▶ What you have to do: Each record below must be returned exactly as shown.

▶ Structured figure records:
[start]

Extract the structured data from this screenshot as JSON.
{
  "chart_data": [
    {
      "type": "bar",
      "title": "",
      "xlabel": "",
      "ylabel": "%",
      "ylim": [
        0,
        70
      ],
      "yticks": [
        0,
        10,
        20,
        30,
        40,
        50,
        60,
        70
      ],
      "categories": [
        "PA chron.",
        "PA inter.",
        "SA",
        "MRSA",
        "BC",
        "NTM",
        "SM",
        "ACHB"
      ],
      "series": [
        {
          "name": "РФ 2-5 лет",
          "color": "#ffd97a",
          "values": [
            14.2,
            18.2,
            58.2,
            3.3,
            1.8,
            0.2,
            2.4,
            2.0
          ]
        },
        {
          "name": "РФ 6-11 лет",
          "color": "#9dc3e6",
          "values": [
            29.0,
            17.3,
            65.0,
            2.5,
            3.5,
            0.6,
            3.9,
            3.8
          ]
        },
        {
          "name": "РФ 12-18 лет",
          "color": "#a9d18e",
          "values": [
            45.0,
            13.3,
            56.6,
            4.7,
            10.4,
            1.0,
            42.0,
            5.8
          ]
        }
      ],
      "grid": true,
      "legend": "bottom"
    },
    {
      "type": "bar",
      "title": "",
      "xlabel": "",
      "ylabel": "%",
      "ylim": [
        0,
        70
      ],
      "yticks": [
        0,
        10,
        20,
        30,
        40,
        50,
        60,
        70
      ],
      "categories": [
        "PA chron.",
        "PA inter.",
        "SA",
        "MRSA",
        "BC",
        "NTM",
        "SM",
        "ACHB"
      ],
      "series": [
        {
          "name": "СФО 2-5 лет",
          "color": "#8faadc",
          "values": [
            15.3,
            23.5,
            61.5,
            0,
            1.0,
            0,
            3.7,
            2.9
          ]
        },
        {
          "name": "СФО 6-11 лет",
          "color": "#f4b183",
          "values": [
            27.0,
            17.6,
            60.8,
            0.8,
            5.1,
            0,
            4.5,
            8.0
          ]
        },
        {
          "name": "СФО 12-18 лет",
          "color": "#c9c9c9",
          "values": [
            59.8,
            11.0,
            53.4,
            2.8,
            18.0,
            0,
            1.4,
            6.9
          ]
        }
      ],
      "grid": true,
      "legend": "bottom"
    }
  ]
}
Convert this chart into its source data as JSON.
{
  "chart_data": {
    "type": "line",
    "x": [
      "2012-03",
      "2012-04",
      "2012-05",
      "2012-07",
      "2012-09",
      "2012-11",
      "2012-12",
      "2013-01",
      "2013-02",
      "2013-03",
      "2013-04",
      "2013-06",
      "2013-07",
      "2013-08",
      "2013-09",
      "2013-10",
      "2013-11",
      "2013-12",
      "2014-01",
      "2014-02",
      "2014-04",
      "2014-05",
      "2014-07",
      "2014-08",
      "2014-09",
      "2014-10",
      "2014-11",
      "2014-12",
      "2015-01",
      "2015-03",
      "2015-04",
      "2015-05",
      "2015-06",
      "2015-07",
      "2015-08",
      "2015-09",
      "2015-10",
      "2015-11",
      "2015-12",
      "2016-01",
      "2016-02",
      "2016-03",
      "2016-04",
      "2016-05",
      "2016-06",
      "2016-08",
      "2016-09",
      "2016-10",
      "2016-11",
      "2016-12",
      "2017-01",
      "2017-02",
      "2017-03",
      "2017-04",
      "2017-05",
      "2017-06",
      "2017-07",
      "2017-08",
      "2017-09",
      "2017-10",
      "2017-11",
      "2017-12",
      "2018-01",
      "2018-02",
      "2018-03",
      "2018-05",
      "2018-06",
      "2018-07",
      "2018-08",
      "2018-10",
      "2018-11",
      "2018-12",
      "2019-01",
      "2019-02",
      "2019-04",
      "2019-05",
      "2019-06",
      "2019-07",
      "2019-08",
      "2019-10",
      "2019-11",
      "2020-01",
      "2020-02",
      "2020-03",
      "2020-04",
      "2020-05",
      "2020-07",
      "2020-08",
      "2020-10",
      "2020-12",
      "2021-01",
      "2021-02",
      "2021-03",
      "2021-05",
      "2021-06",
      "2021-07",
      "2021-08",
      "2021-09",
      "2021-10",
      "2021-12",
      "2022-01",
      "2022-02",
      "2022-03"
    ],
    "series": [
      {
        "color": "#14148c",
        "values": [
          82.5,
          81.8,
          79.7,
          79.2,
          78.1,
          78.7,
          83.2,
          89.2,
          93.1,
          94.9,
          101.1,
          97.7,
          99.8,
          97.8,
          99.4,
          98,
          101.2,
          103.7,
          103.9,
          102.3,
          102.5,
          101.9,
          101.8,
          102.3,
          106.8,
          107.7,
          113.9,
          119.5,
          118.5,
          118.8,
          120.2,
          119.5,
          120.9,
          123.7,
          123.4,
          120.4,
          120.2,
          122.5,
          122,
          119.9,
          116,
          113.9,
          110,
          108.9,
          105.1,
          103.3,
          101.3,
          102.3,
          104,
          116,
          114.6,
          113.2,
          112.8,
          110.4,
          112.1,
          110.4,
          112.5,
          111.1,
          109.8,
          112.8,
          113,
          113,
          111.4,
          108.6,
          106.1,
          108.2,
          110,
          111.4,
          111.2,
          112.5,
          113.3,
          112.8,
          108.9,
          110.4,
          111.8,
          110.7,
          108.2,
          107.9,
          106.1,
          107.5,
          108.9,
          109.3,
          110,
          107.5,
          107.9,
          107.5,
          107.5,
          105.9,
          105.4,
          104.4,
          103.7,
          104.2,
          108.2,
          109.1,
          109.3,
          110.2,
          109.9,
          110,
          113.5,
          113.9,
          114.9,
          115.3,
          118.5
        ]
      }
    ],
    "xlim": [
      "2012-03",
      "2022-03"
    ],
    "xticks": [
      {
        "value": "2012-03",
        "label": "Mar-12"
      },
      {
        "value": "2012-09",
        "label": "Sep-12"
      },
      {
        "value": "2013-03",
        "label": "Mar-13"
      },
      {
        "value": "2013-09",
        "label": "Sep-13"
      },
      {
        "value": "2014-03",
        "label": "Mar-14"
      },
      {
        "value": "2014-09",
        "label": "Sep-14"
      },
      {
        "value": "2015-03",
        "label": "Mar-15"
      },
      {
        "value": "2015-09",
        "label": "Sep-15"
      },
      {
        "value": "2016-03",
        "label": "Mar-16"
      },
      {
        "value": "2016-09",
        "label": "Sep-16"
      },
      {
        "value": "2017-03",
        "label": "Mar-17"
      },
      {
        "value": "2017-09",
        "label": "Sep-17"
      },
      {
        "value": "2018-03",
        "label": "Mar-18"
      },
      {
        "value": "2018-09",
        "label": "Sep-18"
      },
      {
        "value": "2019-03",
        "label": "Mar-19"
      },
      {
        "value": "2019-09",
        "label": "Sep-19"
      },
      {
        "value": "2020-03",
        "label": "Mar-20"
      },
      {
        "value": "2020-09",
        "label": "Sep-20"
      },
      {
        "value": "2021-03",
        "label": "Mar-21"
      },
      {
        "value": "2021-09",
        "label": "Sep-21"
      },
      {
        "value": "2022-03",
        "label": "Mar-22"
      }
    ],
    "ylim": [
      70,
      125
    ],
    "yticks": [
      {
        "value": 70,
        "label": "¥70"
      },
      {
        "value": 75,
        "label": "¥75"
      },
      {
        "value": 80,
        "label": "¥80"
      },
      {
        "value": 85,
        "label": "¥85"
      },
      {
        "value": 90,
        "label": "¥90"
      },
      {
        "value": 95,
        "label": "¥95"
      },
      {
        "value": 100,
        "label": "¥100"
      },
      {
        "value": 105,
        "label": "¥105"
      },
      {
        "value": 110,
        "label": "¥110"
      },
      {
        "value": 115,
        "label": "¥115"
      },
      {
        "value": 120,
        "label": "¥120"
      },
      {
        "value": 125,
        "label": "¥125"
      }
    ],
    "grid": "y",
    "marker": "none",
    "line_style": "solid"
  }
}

[end]

▶ Written answer:
Extract the structured data from this screenshot as JSON.
{
  "chart_data": [
    {
      "type": "bar",
      "title": "",
      "xlabel": "",
      "ylabel": "%",
      "ylim": [
        0,
        70
      ],
      "yticks": [
        0,
        10,
        20,
        30,
        40,
        50,
        60,
        70
      ],
      "categories": [
        "PA chron.",
        "PA inter.",
        "SA",
        "MRSA",
        "BC",
        "NTM",
        "SM",
        "ACHB"
      ],
      "series": [
        {
          "name": "РФ 2-5 лет",
          "color": "#ffd97a",
          "values": [
            14.2,
            18.2,
            58.2,
            3.3,
            1.8,
            0.2,
            2.4,
            2.0
          ]
        },
        {
          "name": "РФ 6-11 лет",
          "color": "#9dc3e6",
          "values": [
            29.0,
            17.3,
            65.0,
            2.5,
            3.5,
            0.6,
            3.9,
            3.8
          ]
        },
        {
          "name": "РФ 12-18 лет",
          "color": "#a9d18e",
          "values": [
            45.0,
            13.3,
            56.6,
            4.7,
            10.4,
            1.0,
            42.0,
            5.8
          ]
        }
      ],
      "grid": true,
      "legend": "bottom"
    },
    {
      "type": "bar",
      "title": "",
      "xlabel": "",
      "ylabel": "%",
      "ylim": [
        0,
        70
      ],
      "yticks": [
        0,
        10,
        20,
        30,
        40,
        50,
        60,
        70
      ],
      "categories": [
        "PA chron.",
        "PA inter.",
        "SA",
        "MRSA",
        "BC",
        "NTM",
        "SM",
        "ACHB"
      ],
      "series": [
        {
          "name": "СФО 2-5 лет",
          "color": "#8faadc",
          "values": [
            15.3,
            23.5,
            61.5,
            0,
            1.0,
            0,
            3.7,
            2.9
          ]
        },
        {
          "name": "СФО 6-11 лет",
          "color": "#f4b183",
          "values": [
            27.0,
            17.6,
            60.8,
            0.8,
            5.1,
            0,
            4.5,
            8.0
          ]
        },
        {
          "name": "СФО 12-18 лет",
          "color": "#c9c9c9",
          "values": [
            59.8,
            11.0,
            53.4,
            2.8,
            18.0,
            0,
            1.4,
            6.9
          ]
        }
      ],
      "grid": true,
      "legend": "bottom"
    }
  ]
}
Convert this chart into its source data as JSON.
{
  "chart_data": {
    "type": "line",
    "x": [
      "2012-03",
      "2012-04",
      "2012-05",
      "2012-07",
      "2012-09",
      "2012-11",
      "2012-12",
      "2013-01",
      "2013-02",
      "2013-03",
      "2013-04",
      "2013-06",
      "2013-07",
      "2013-08",
      "2013-09",
      "2013-10",
      "2013-11",
      "2013-12",
      "2014-01",
      "2014-02",
      "2014-04",
      "2014-05",
      "2014-07",
      "2014-08",
      "2014-09",
      "2014-10",
      "2014-11",
      "2014-12",
      "2015-01",
      "2015-03",
      "2015-04",
      "2015-05",
      "2015-06",
      "2015-07",
      "2015-08",
      "2015-09",
      "2015-10",
      "2015-11",
      "2015-12",
      "2016-01",
      "2016-02",
      "2016-03",
      "2016-04",
      "2016-05",
      "2016-06",
      "2016-08",
      "2016-09",
      "2016-10",
      "2016-11",
      "2016-12",
      "2017-01",
      "2017-02",
      "2017-03",
      "2017-04",
      "2017-05",
      "2017-06",
      "2017-07",
      "2017-08",
      "2017-09",
      "2017-10",
      "2017-11",
      "2017-12",
      "2018-01",
      "2018-02",
      "2018-03",
      "2018-05",
      "2018-06",
      "2018-07",
      "2018-08",
      "2018-10",
      "2018-11",
      "2018-12",
      "2019-01",
      "2019-02",
      "2019-04",
      "2019-05",
      "2019-06",
      "2019-07",
      "2019-08",
      "2019-10",
      "2019-11",
      "2020-01",
      "2020-02",
      "2020-03",
      "2020-04",
      "2020-05",
      "2020-07",
      "2020-08",
      "2020-10",
      "2020-12",
      "2021-01",
      "2021-02",
      "2021-03",
      "2021-05",
      "2021-06",
      "2021-07",
      "2021-08",
      "2021-09",
      "2021-10",
      "2021-12",
      "2022-01",
      "2022-02",
      "2022-03"
    ],
    "series": [
      {
        "color": "#14148c",
        "values": [
          82.5,
          81.8,
          79.7,
          79.2,
          78.1,
          78.7,
          83.2,
          89.2,
          93.1,
          94.9,
          101.1,
          97.7,
          99.8,
          97.8,
          99.4,
          98,
          101.2,
          103.7,
          103.9,
          102.3,
          102.5,
          101.9,
          101.8,
          102.3,
          106.8,
          107.7,
          113.9,
          119.5,
          118.5,
          118.8,
          120.2,
          119.5,
          120.9,
          123.7,
          123.4,
          120.4,
          120.2,
          122.5,
          122,
          119.9,
          116,
          113.9,
          110,
          108.9,
          105.1,
          103.3,
          101.3,
          102.3,
          104,
          116,
          114.6,
          113.2,
          112.8,
          110.4,
          112.1,
          110.4,
          112.5,
          111.1,
          109.8,
          112.8,
          113,
          113,
          111.4,
          108.6,
          106.1,
          108.2,
          110,
          111.4,
          111.2,
          112.5,
          113.3,
          112.8,
          108.9,
          110.4,
          111.8,
          110.7,
          108.2,
          107.9,
          106.1,
          107.5,
          108.9,
          109.3,
          110,
          107.5,
          107.9,
          107.5,
          107.5,
          105.9,
          105.4,
          104.4,
          103.7,
          104.2,
          108.2,
          109.1,
          109.3,
          110.2,
          109.9,
          110,
          113.5,
          113.9,
          114.9,
          115.3,
          118.5
        ]
      }
    ],
    "xlim": [
      "2012-03",
      "2022-03"
    ],
    "xticks": [
      {
        "value": "2012-03",
        "label": "Mar-12"
      },
      {
        "value": "2012-09",
        "label": "Sep-12"
      },
      {
        "value": "2013-03",
        "label": "Mar-13"
      },
      {
        "value": "2013-09",
        "label": "Sep-13"
      },
      {
        "value": "2014-03",
        "label": "Mar-14"
      },
      {
        "value": "2014-09",
        "label": "Sep-14"
      },
      {
        "value": "2015-03",
        "label": "Mar-15"
      },
      {
        "value": "2015-09",
        "label": "Sep-15"
      },
      {
        "value": "2016-03",
        "label": "Mar-16"
      },
      {
        "value": "2016-09",
        "label": "Sep-16"
      },
      {
        "value": "2017-03",
        "label": "Mar-17"
      },
      {
        "value": "2017-09",
        "label": "Sep-17"
      },
      {
        "value": "2018-03",
        "label": "Mar-18"
      },
      {
        "value": "2018-09",
        "label": "Sep-18"
      },
      {
        "value": "2019-03",
        "label": "Mar-19"
      },
      {
        "value": "2019-09",
        "label": "Sep-19"
      },
      {
        "value": "2020-03",
        "label": "Mar-20"
      },
      {
        "value": "2020-09",
        "label": "Sep-20"
      },
      {
        "value": "2021-03",
        "label": "Mar-21"
      },
      {
        "value": "2021-09",
        "label": "Sep-21"
      },
      {
        "value": "2022-03",
        "label": "Mar-22"
      }
    ],
    "ylim": [
      70,
      125
    ],
    "yticks": [
      {
        "value": 70,
        "label": "¥70"
      },
      {
        "value": 75,
        "label": "¥75"
      },
      {
        "value": 80,
        "label": "¥80"
      },
      {
        "value": 85,
        "label": "¥85"
      },
      {
        "value": 90,
        "label": "¥90"
      },
      {
        "value": 95,
        "label": "¥95"
      },
      {
        "value": 100,
        "label": "¥100"
      },
      {
        "value": 105,
        "label": "¥105"
      },
      {
        "value": 110,
        "label": "¥110"
      },
      {
        "value": 115,
        "label": "¥115"
      },
      {
        "value": 120,
        "label": "¥120"
      },
      {
        "value": 125,
        "label": "¥125"
      }
    ],
    "grid": "y",
    "marker": "none",
    "line_style": "solid"
  }
}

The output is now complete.